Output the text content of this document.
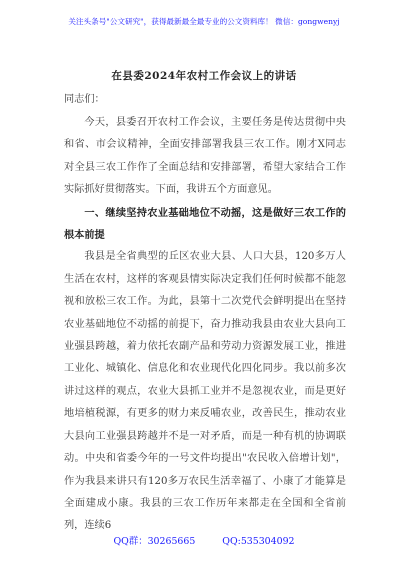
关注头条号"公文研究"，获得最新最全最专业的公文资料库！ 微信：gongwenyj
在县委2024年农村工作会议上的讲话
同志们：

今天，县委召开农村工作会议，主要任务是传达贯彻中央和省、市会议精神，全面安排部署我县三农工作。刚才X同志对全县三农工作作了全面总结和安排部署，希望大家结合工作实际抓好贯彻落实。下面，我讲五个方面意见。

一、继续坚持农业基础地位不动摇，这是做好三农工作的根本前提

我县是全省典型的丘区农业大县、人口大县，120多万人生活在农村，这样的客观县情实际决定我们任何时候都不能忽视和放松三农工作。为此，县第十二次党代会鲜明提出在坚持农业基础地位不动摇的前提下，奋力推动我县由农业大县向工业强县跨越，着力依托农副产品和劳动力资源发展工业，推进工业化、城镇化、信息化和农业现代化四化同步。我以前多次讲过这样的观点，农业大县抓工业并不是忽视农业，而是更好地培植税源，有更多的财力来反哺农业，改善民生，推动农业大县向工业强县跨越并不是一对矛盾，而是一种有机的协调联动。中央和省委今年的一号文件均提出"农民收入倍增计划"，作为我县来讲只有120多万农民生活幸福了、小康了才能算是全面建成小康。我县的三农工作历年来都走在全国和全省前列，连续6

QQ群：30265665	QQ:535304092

_____

Without the pictures, repeat the listing above exactly.

◆ THE OUTPUT:
Output the text content of this document.
关注头条号"公文研究"，获得最新最全最专业的公文资料库！ 微信：gongwenyj
在县委2024年农村工作会议上的讲话
同志们：

今天，县委召开农村工作会议，主要任务是传达贯彻中央和省、市会议精神，全面安排部署我县三农工作。刚才X同志对全县三农工作作了全面总结和安排部署，希望大家结合工作实际抓好贯彻落实。下面，我讲五个方面意见。

一、继续坚持农业基础地位不动摇，这是做好三农工作的根本前提

我县是全省典型的丘区农业大县、人口大县，120多万人生活在农村，这样的客观县情实际决定我们任何时候都不能忽视和放松三农工作。为此，县第十二次党代会鲜明提出在坚持农业基础地位不动摇的前提下，奋力推动我县由农业大县向工业强县跨越，着力依托农副产品和劳动力资源发展工业，推进工业化、城镇化、信息化和农业现代化四化同步。我以前多次讲过这样的观点，农业大县抓工业并不是忽视农业，而是更好地培植税源，有更多的财力来反哺农业，改善民生，推动农业大县向工业强县跨越并不是一对矛盾，而是一种有机的协调联动。中央和省委今年的一号文件均提出"农民收入倍增计划"，作为我县来讲只有120多万农民生活幸福了、小康了才能算是全面建成小康。我县的三农工作历年来都走在全国和全省前列，连续6

QQ群：30265665	QQ:535304092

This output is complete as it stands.